— BEGIN —

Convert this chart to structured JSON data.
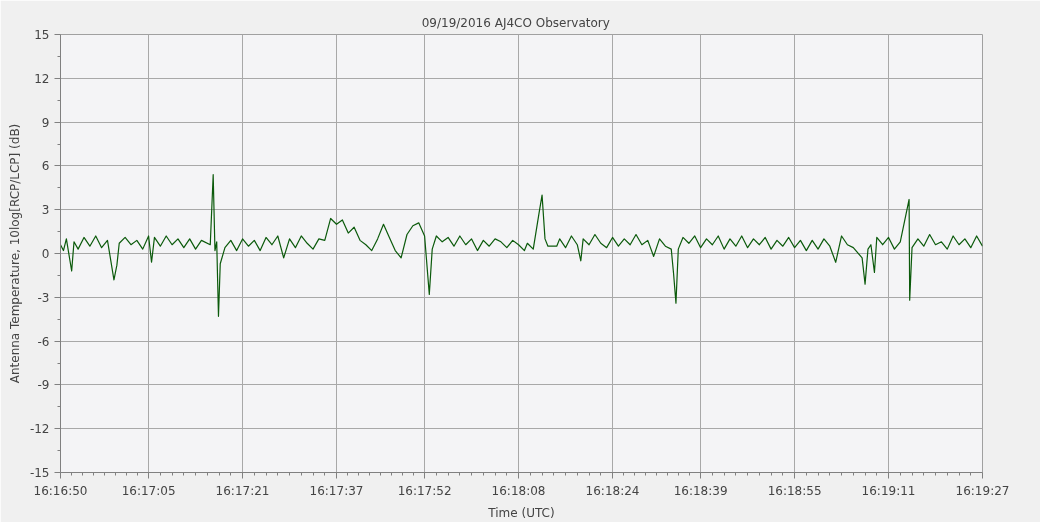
{
  "chart_data": {
    "type": "line",
    "title": "09/19/2016    AJ4CO Observatory",
    "xlabel": "Time (UTC)",
    "ylabel": "Antenna Temperature, 10log[RCP/LCP] (dB)",
    "x": [
      16.280556,
      16.280695,
      16.280834,
      16.281084,
      16.281195,
      16.281389,
      16.281667,
      16.281945,
      16.282223,
      16.2825,
      16.282778,
      16.283084,
      16.283223,
      16.283334,
      16.283612,
      16.283889,
      16.284167,
      16.284445,
      16.284723,
      16.284862,
      16.285,
      16.285278,
      16.285556,
      16.285834,
      16.286112,
      16.286389,
      16.286667,
      16.286945,
      16.287223,
      16.287639,
      16.287778,
      16.287862,
      16.287945,
      16.288028,
      16.288112,
      16.288334,
      16.288612,
      16.288889,
      16.289167,
      16.289445,
      16.289723,
      16.29,
      16.290278,
      16.290556,
      16.290834,
      16.291112,
      16.291389,
      16.291667,
      16.291945,
      16.292223,
      16.2925,
      16.292778,
      16.293056,
      16.293334,
      16.293612,
      16.293889,
      16.294167,
      16.294445,
      16.294723,
      16.295,
      16.295278,
      16.295556,
      16.295834,
      16.296112,
      16.296389,
      16.296667,
      16.296945,
      16.297223,
      16.2975,
      16.297778,
      16.298,
      16.298139,
      16.298334,
      16.298612,
      16.298889,
      16.299167,
      16.299445,
      16.299723,
      16.3,
      16.300278,
      16.300556,
      16.300834,
      16.301112,
      16.301389,
      16.301667,
      16.301945,
      16.302223,
      16.3025,
      16.302639,
      16.302917,
      16.303195,
      16.303334,
      16.303473,
      16.303612,
      16.304028,
      16.304167,
      16.304445,
      16.304723,
      16.305,
      16.305167,
      16.305278,
      16.305556,
      16.305834,
      16.306112,
      16.306389,
      16.306667,
      16.306945,
      16.307223,
      16.3075,
      16.307778,
      16.308056,
      16.308334,
      16.308612,
      16.308889,
      16.309167,
      16.309445,
      16.309556,
      16.309667,
      16.309778,
      16.31,
      16.310278,
      16.310556,
      16.310834,
      16.311112,
      16.311389,
      16.311667,
      16.311945,
      16.312223,
      16.3125,
      16.312778,
      16.313056,
      16.313334,
      16.313612,
      16.313889,
      16.314167,
      16.314445,
      16.314723,
      16.315,
      16.315278,
      16.315556,
      16.315834,
      16.316112,
      16.316389,
      16.316667,
      16.316945,
      16.317223,
      16.3175,
      16.317778,
      16.318056,
      16.318473,
      16.318612,
      16.31875,
      16.318889,
      16.319056,
      16.319167,
      16.319445,
      16.319723,
      16.32,
      16.320278,
      16.320695,
      16.320723,
      16.320834,
      16.321112,
      16.321389,
      16.321667,
      16.321945,
      16.322223,
      16.3225,
      16.322778,
      16.323056,
      16.323334,
      16.323612,
      16.323889,
      16.324167
    ],
    "series": [
      {
        "color": "#0b5a0b",
        "values": [
          0.6,
          0.2,
          1.0,
          -1.2,
          0.8,
          0.3,
          1.1,
          0.5,
          1.2,
          0.4,
          0.9,
          -1.8,
          -0.8,
          0.7,
          1.1,
          0.6,
          0.9,
          0.3,
          1.2,
          -0.6,
          1.1,
          0.5,
          1.2,
          0.6,
          1.0,
          0.4,
          1.0,
          0.3,
          0.9,
          0.6,
          5.4,
          0.2,
          0.8,
          -4.3,
          -0.7,
          0.4,
          0.9,
          0.2,
          1.0,
          0.5,
          0.9,
          0.2,
          1.1,
          0.6,
          1.2,
          -0.3,
          1.0,
          0.4,
          1.2,
          0.7,
          0.3,
          1.0,
          0.9,
          2.4,
          2.0,
          2.3,
          1.4,
          1.8,
          0.9,
          0.6,
          0.2,
          1.0,
          2.0,
          1.1,
          0.2,
          -0.3,
          1.3,
          1.9,
          2.1,
          1.2,
          -2.8,
          0.3,
          1.2,
          0.8,
          1.1,
          0.5,
          1.2,
          0.6,
          1.0,
          0.2,
          0.9,
          0.5,
          1.0,
          0.8,
          0.4,
          0.9,
          0.6,
          0.2,
          0.7,
          0.3,
          2.8,
          4.0,
          1.0,
          0.5,
          0.5,
          1.0,
          0.4,
          1.2,
          0.6,
          -0.5,
          1.0,
          0.6,
          1.3,
          0.7,
          0.4,
          1.1,
          0.5,
          1.0,
          0.6,
          1.3,
          0.6,
          0.9,
          -0.2,
          1.0,
          0.5,
          0.3,
          -1.4,
          -3.4,
          0.3,
          1.1,
          0.7,
          1.2,
          0.4,
          1.0,
          0.6,
          1.2,
          0.3,
          1.0,
          0.5,
          1.2,
          0.4,
          1.0,
          0.6,
          1.1,
          0.3,
          0.9,
          0.5,
          1.1,
          0.4,
          0.9,
          0.2,
          0.9,
          0.3,
          1.0,
          0.5,
          -0.6,
          1.2,
          0.6,
          0.4,
          -0.3,
          -2.1,
          0.3,
          0.6,
          -1.3,
          1.1,
          0.6,
          1.1,
          0.3,
          0.8,
          3.7,
          -3.2,
          0.4,
          1.0,
          0.5,
          1.3,
          0.6,
          0.8,
          0.3,
          1.2,
          0.6,
          1.0,
          0.4,
          1.2,
          0.5
        ]
      }
    ],
    "xlim": [
      16.280556,
      16.324167
    ],
    "xticks": [
      {
        "value": 16.280556,
        "label": "16:16:50"
      },
      {
        "value": 16.284722,
        "label": "16:17:05"
      },
      {
        "value": 16.289167,
        "label": "16:17:21"
      },
      {
        "value": 16.293611,
        "label": "16:17:37"
      },
      {
        "value": 16.297778,
        "label": "16:17:52"
      },
      {
        "value": 16.302222,
        "label": "16:18:08"
      },
      {
        "value": 16.306667,
        "label": "16:18:24"
      },
      {
        "value": 16.310833,
        "label": "16:18:39"
      },
      {
        "value": 16.315278,
        "label": "16:18:55"
      },
      {
        "value": 16.319722,
        "label": "16:19:11"
      },
      {
        "value": 16.324167,
        "label": "16:19:27"
      }
    ],
    "ylim": [
      -15,
      15
    ],
    "yticks": [
      -15,
      -12,
      -9,
      -6,
      -3,
      0,
      3,
      6,
      9,
      12,
      15
    ],
    "grid": true,
    "marker": "none",
    "line_style": "solid"
  }
}
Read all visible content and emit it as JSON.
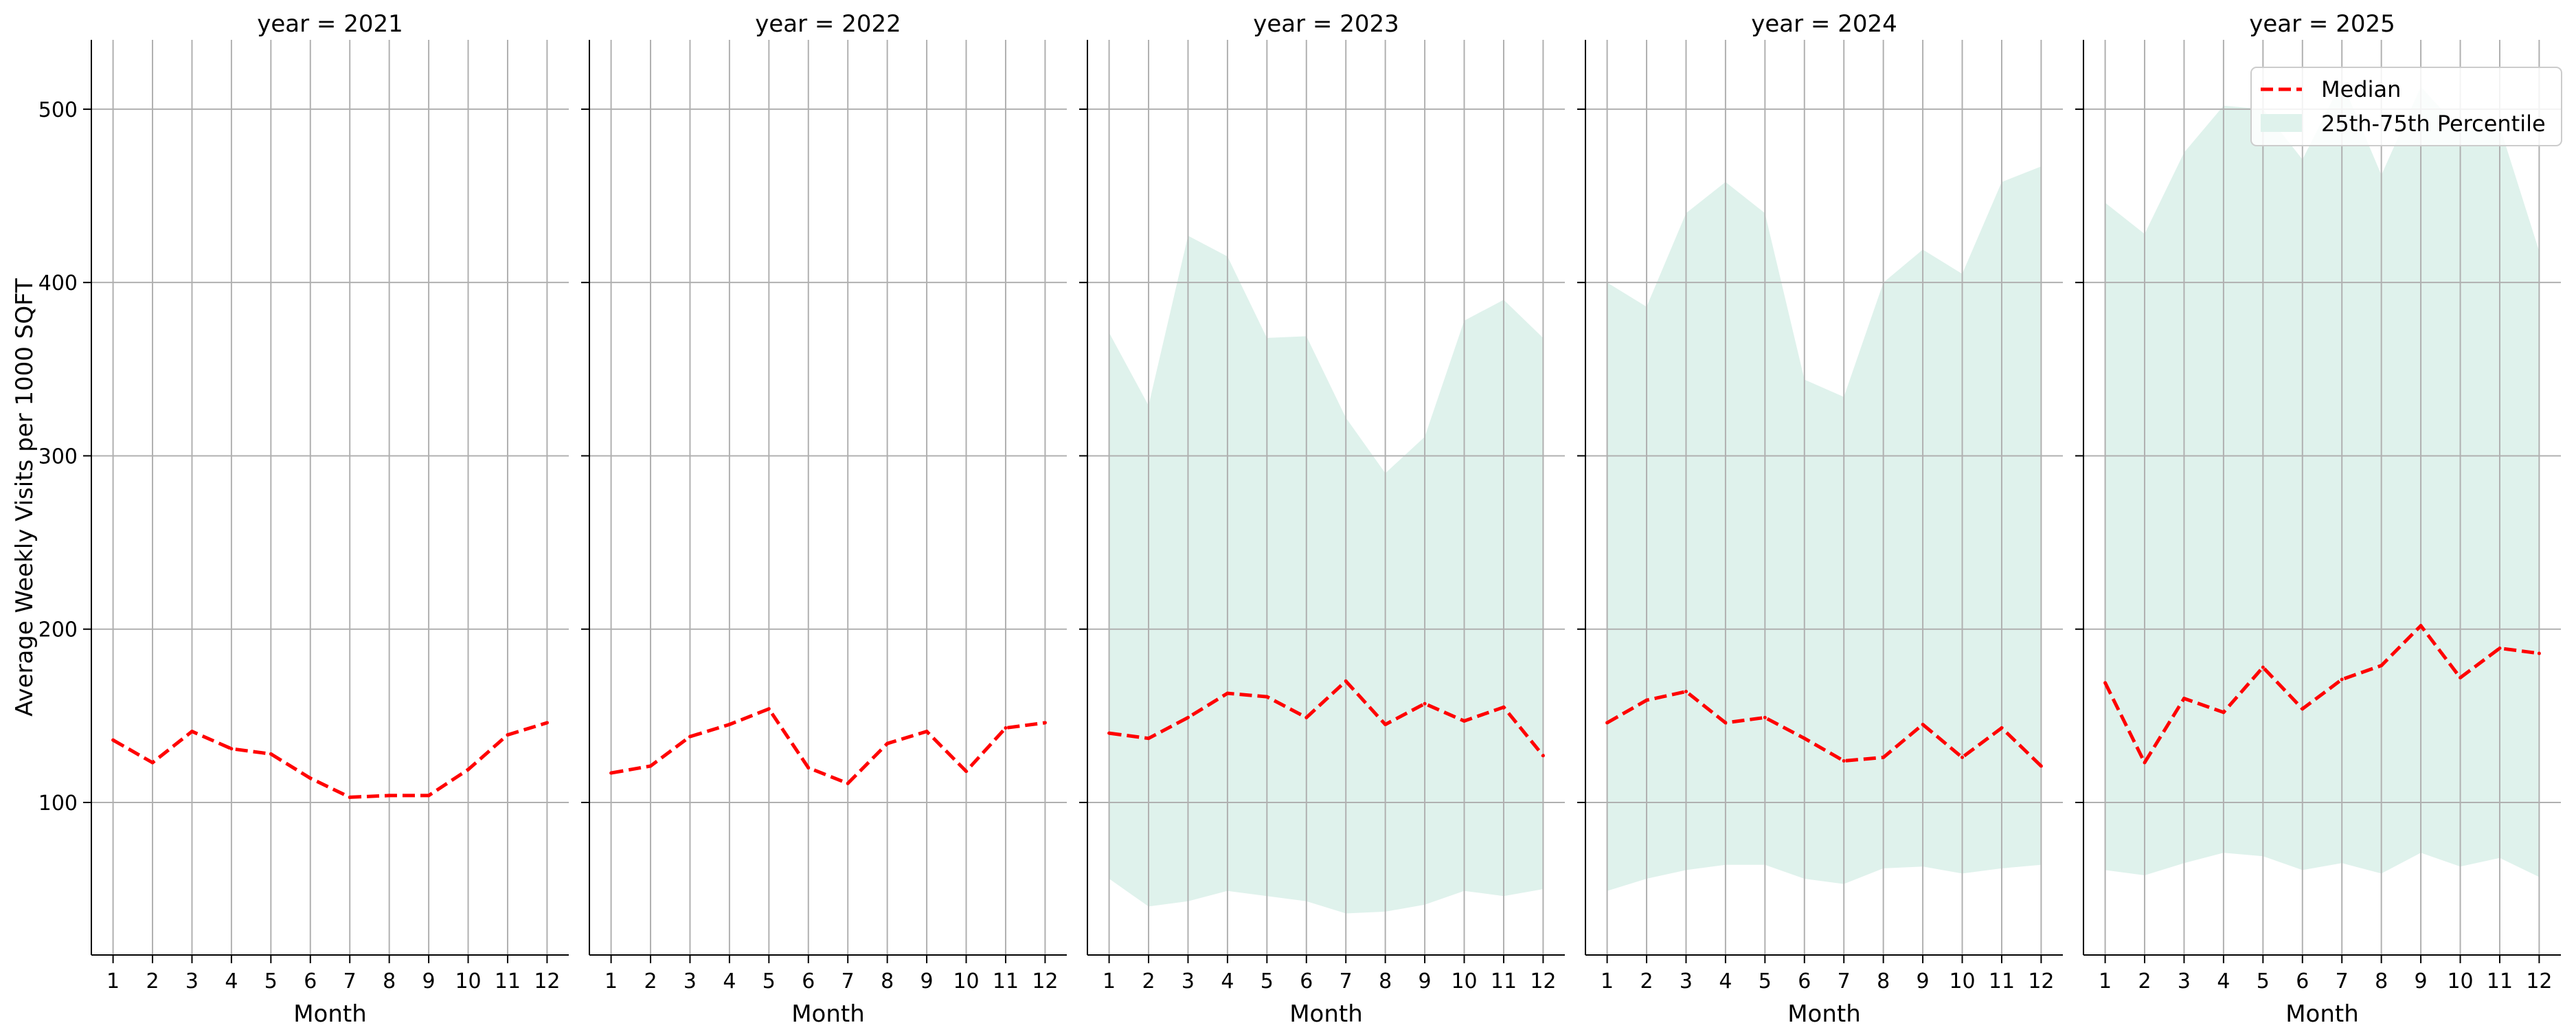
{
  "chart_data": {
    "type": "line",
    "ylabel": "Average Weekly Visits per 1000 SQFT",
    "xlabel": "Month",
    "ylim": [
      12,
      540
    ],
    "xlim": [
      0.45,
      12.55
    ],
    "y_ticks": [
      100,
      200,
      300,
      400,
      500
    ],
    "x_ticks": [
      1,
      2,
      3,
      4,
      5,
      6,
      7,
      8,
      9,
      10,
      11,
      12
    ],
    "grid": true,
    "shared_y": true,
    "legend": {
      "placement": "top-right",
      "panel": 5,
      "entries": [
        {
          "name": "Median",
          "style": "dashed-line",
          "color": "#ff0000"
        },
        {
          "name": "25th-75th Percentile",
          "style": "filled-area",
          "color": "#dff2ec"
        }
      ]
    },
    "panels": [
      {
        "title": "year = 2021",
        "median": [
          136,
          123,
          141,
          131,
          128,
          114,
          103,
          104,
          104,
          119,
          139,
          146
        ],
        "p25": null,
        "p75": null
      },
      {
        "title": "year = 2022",
        "median": [
          117,
          121,
          138,
          145,
          154,
          120,
          111,
          134,
          141,
          118,
          143,
          146
        ],
        "p25": null,
        "p75": null
      },
      {
        "title": "year = 2023",
        "median": [
          140,
          137,
          149,
          163,
          161,
          149,
          170,
          145,
          157,
          147,
          155,
          127
        ],
        "p25": [
          56,
          40,
          43,
          49,
          46,
          43,
          36,
          37,
          41,
          49,
          46,
          50
        ],
        "p75": [
          371,
          329,
          427,
          415,
          368,
          369,
          322,
          290,
          311,
          378,
          390,
          368
        ]
      },
      {
        "title": "year = 2024",
        "median": [
          146,
          159,
          164,
          146,
          149,
          137,
          124,
          126,
          145,
          126,
          143,
          121
        ],
        "p25": [
          49,
          56,
          61,
          64,
          64,
          56,
          53,
          62,
          63,
          59,
          62,
          64
        ],
        "p75": [
          400,
          386,
          440,
          458,
          440,
          344,
          334,
          400,
          419,
          405,
          458,
          467
        ]
      },
      {
        "title": "year = 2025",
        "median": [
          169,
          123,
          160,
          152,
          178,
          154,
          171,
          179,
          202,
          172,
          189,
          186
        ],
        "p25": [
          61,
          58,
          65,
          71,
          69,
          61,
          65,
          59,
          71,
          63,
          68,
          57
        ],
        "p75": [
          446,
          428,
          475,
          502,
          500,
          471,
          516,
          462,
          513,
          488,
          490,
          418
        ]
      }
    ],
    "colors": {
      "median": "#ff0000",
      "band": "#dff2ec",
      "grid": "#b0b0b0",
      "axis": "#000000"
    }
  }
}
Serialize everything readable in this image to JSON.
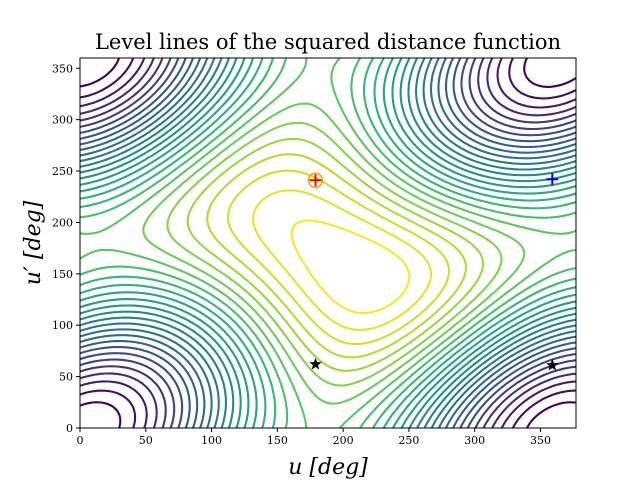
{
  "chart_data": {
    "type": "contour",
    "title": "Level lines of the squared distance function",
    "xlabel": "u [deg]",
    "ylabel": "u′ [deg]",
    "xlim": [
      0,
      377
    ],
    "ylim": [
      0,
      360
    ],
    "xticks": [
      0,
      50,
      100,
      150,
      200,
      250,
      300,
      350
    ],
    "yticks": [
      0,
      50,
      100,
      150,
      200,
      250,
      300,
      350
    ],
    "colormap": "viridis",
    "level_count": 28,
    "grid": false,
    "markers": [
      {
        "kind": "maximum",
        "symbol": "+",
        "color": "#ff0000",
        "x": 179,
        "y": 241,
        "circle_color": "#ffa500"
      },
      {
        "kind": "maximum",
        "symbol": "+",
        "color": "#0000ff",
        "x": 359,
        "y": 242
      },
      {
        "kind": "saddle",
        "symbol": "★",
        "color": "#000000",
        "x": 179,
        "y": 62
      },
      {
        "kind": "saddle",
        "symbol": "★",
        "color": "#000000",
        "x": 359,
        "y": 61
      }
    ]
  }
}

— END —

WHAT NEEDS TO BE DONE: Using the records above, list each line that includes "title".

REPLY:
    "title": "09/19/2016    AJ4CO Observatory",
        "title": "year = 2021",
        "title": "year = 2022",
        "title": "year = 2023",
        "title": "year = 2024",
        "title": "year = 2025",
    "title": "Level lines of the squared distance function",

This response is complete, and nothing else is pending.